- _Data rows_:
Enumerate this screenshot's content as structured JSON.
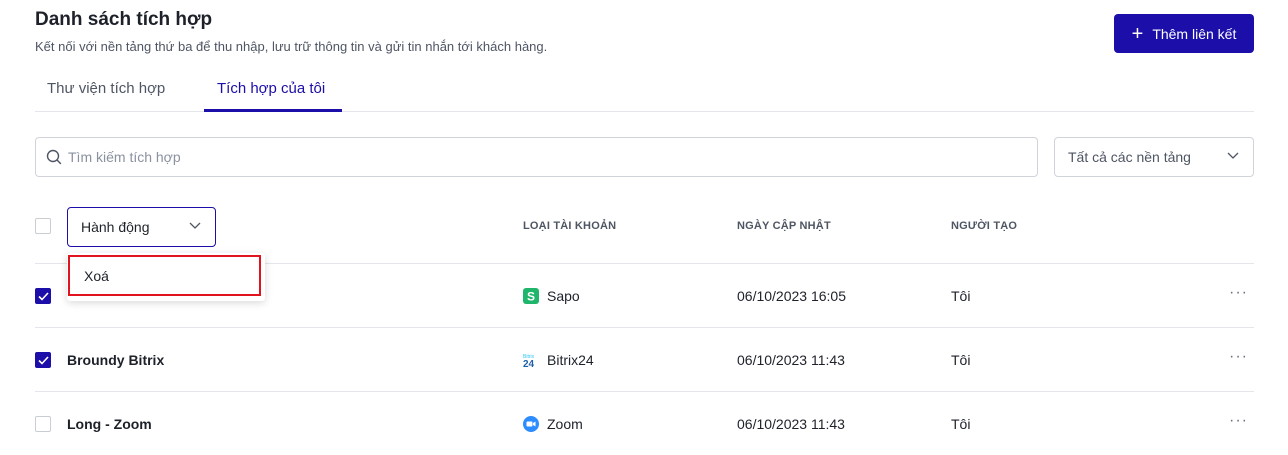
{
  "header": {
    "title": "Danh sách tích hợp",
    "subtitle": "Kết nối với nền tảng thứ ba để thu nhập, lưu trữ thông tin và gửi tin nhắn tới khách hàng.",
    "add_button_label": "Thêm liên kết"
  },
  "tabs": [
    {
      "label": "Thư viện tích hợp",
      "active": false
    },
    {
      "label": "Tích hợp của tôi",
      "active": true
    }
  ],
  "search": {
    "placeholder": "Tìm kiếm tích hợp",
    "value": ""
  },
  "platform_filter": {
    "selected": "Tất cả các nền tảng"
  },
  "table": {
    "action_select_label": "Hành động",
    "columns": [
      "LOẠI TÀI KHOẢN",
      "NGÀY CẬP NHẬT",
      "NGƯỜI TẠO"
    ],
    "rows": [
      {
        "name": "",
        "platform": "Sapo",
        "platform_icon": "sapo-icon",
        "updated": "06/10/2023 16:05",
        "creator": "Tôi",
        "checked": true
      },
      {
        "name": "Broundy Bitrix",
        "platform": "Bitrix24",
        "platform_icon": "bitrix24-icon",
        "updated": "06/10/2023 11:43",
        "creator": "Tôi",
        "checked": true
      },
      {
        "name": "Long - Zoom",
        "platform": "Zoom",
        "platform_icon": "zoom-icon",
        "updated": "06/10/2023 11:43",
        "creator": "Tôi",
        "checked": false
      }
    ]
  },
  "action_menu": {
    "items": [
      "Xoá"
    ]
  },
  "colors": {
    "accent": "#1c0ea8",
    "highlight": "#e0131e",
    "sapo": "#1fb56b",
    "zoom": "#2d8cff",
    "bitrix": "#2fc6f6"
  }
}
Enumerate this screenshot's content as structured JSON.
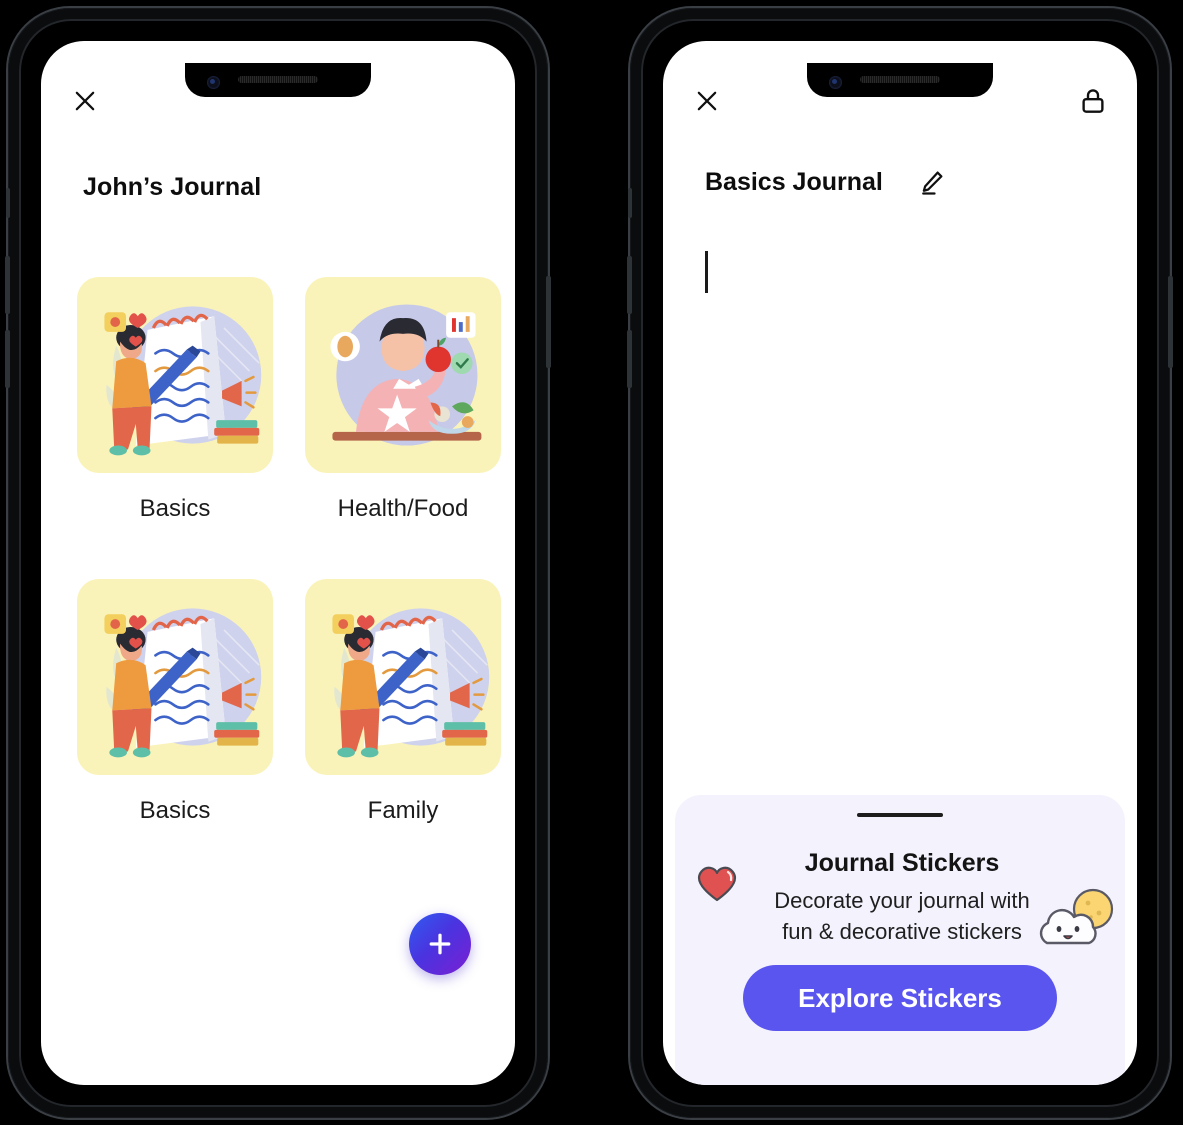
{
  "colors": {
    "card_yellow": "#FAF3B9",
    "sheet_bg": "#F4F2FD",
    "accent_button": "#5A55EE",
    "fab_gradient_start": "#2F5CF0",
    "fab_gradient_end": "#7A1FD2",
    "heart_red": "#E05252",
    "moon_yellow": "#FBD572",
    "text_primary": "#0D0D0D"
  },
  "left_phone": {
    "topbar": {
      "close_icon": "close-icon",
      "close_label": "Close"
    },
    "title": "John’s Journal",
    "journals": [
      {
        "label": "Basics",
        "thumb": "writer-notepad-illustration"
      },
      {
        "label": "Health/Food",
        "thumb": "healthy-eating-illustration"
      },
      {
        "label": "Basics",
        "thumb": "writer-notepad-illustration"
      },
      {
        "label": "Family",
        "thumb": "writer-notepad-illustration"
      }
    ],
    "fab": {
      "icon": "plus-icon",
      "label": "Add journal"
    }
  },
  "right_phone": {
    "topbar": {
      "close_icon": "close-icon",
      "lock_icon": "lock-icon"
    },
    "journal_title": "Basics Journal",
    "edit_icon": "pencil-edit-icon",
    "editor": {
      "value": "",
      "placeholder": ""
    },
    "sticker_sheet": {
      "handle": "drag-handle",
      "title": "Journal Stickers",
      "subtitle_line1": "Decorate your journal with",
      "subtitle_line2": "fun & decorative stickers",
      "heart_sticker": "heart-sticker",
      "cloud_sticker": "cloud-moon-sticker",
      "cta_label": "Explore Stickers"
    }
  }
}
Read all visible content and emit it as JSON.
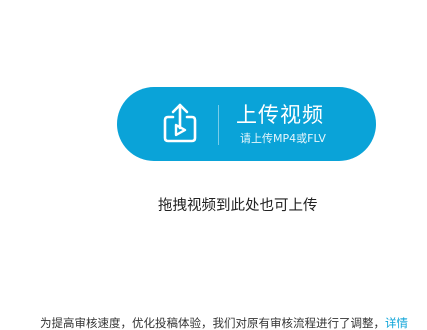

- _Aim_:
Output the entries above exactly. Drop the pictures.

- _Answer to the problem_:
Enumerate this screenshot's content as structured JSON.
{
  "header": {
    "title": "Danh sách tích hợp",
    "subtitle": "Kết nối với nền tảng thứ ba để thu nhập, lưu trữ thông tin và gửi tin nhắn tới khách hàng.",
    "add_button_label": "Thêm liên kết"
  },
  "tabs": [
    {
      "label": "Thư viện tích hợp",
      "active": false
    },
    {
      "label": "Tích hợp của tôi",
      "active": true
    }
  ],
  "search": {
    "placeholder": "Tìm kiếm tích hợp",
    "value": ""
  },
  "platform_filter": {
    "selected": "Tất cả các nền tảng"
  },
  "table": {
    "action_select_label": "Hành động",
    "columns": [
      "LOẠI TÀI KHOẢN",
      "NGÀY CẬP NHẬT",
      "NGƯỜI TẠO"
    ],
    "rows": [
      {
        "name": "",
        "platform": "Sapo",
        "platform_icon": "sapo-icon",
        "updated": "06/10/2023 16:05",
        "creator": "Tôi",
        "checked": true
      },
      {
        "name": "Broundy Bitrix",
        "platform": "Bitrix24",
        "platform_icon": "bitrix24-icon",
        "updated": "06/10/2023 11:43",
        "creator": "Tôi",
        "checked": true
      },
      {
        "name": "Long - Zoom",
        "platform": "Zoom",
        "platform_icon": "zoom-icon",
        "updated": "06/10/2023 11:43",
        "creator": "Tôi",
        "checked": false
      }
    ]
  },
  "action_menu": {
    "items": [
      "Xoá"
    ]
  },
  "colors": {
    "accent": "#1c0ea8",
    "highlight": "#e0131e",
    "sapo": "#1fb56b",
    "zoom": "#2d8cff",
    "bitrix": "#2fc6f6"
  }
}
Enumerate this screenshot's content as structured JSON.
{
  "colors": {
    "card_yellow": "#FAF3B9",
    "sheet_bg": "#F4F2FD",
    "accent_button": "#5A55EE",
    "fab_gradient_start": "#2F5CF0",
    "fab_gradient_end": "#7A1FD2",
    "heart_red": "#E05252",
    "moon_yellow": "#FBD572",
    "text_primary": "#0D0D0D"
  },
  "left_phone": {
    "topbar": {
      "close_icon": "close-icon",
      "close_label": "Close"
    },
    "title": "John’s Journal",
    "journals": [
      {
        "label": "Basics",
        "thumb": "writer-notepad-illustration"
      },
      {
        "label": "Health/Food",
        "thumb": "healthy-eating-illustration"
      },
      {
        "label": "Basics",
        "thumb": "writer-notepad-illustration"
      },
      {
        "label": "Family",
        "thumb": "writer-notepad-illustration"
      }
    ],
    "fab": {
      "icon": "plus-icon",
      "label": "Add journal"
    }
  },
  "right_phone": {
    "topbar": {
      "close_icon": "close-icon",
      "lock_icon": "lock-icon"
    },
    "journal_title": "Basics Journal",
    "edit_icon": "pencil-edit-icon",
    "editor": {
      "value": "",
      "placeholder": ""
    },
    "sticker_sheet": {
      "handle": "drag-handle",
      "title": "Journal Stickers",
      "subtitle_line1": "Decorate your journal with",
      "subtitle_line2": "fun & decorative stickers",
      "heart_sticker": "heart-sticker",
      "cloud_sticker": "cloud-moon-sticker",
      "cta_label": "Explore Stickers"
    }
  }
}
Read all visible content and emit it as JSON.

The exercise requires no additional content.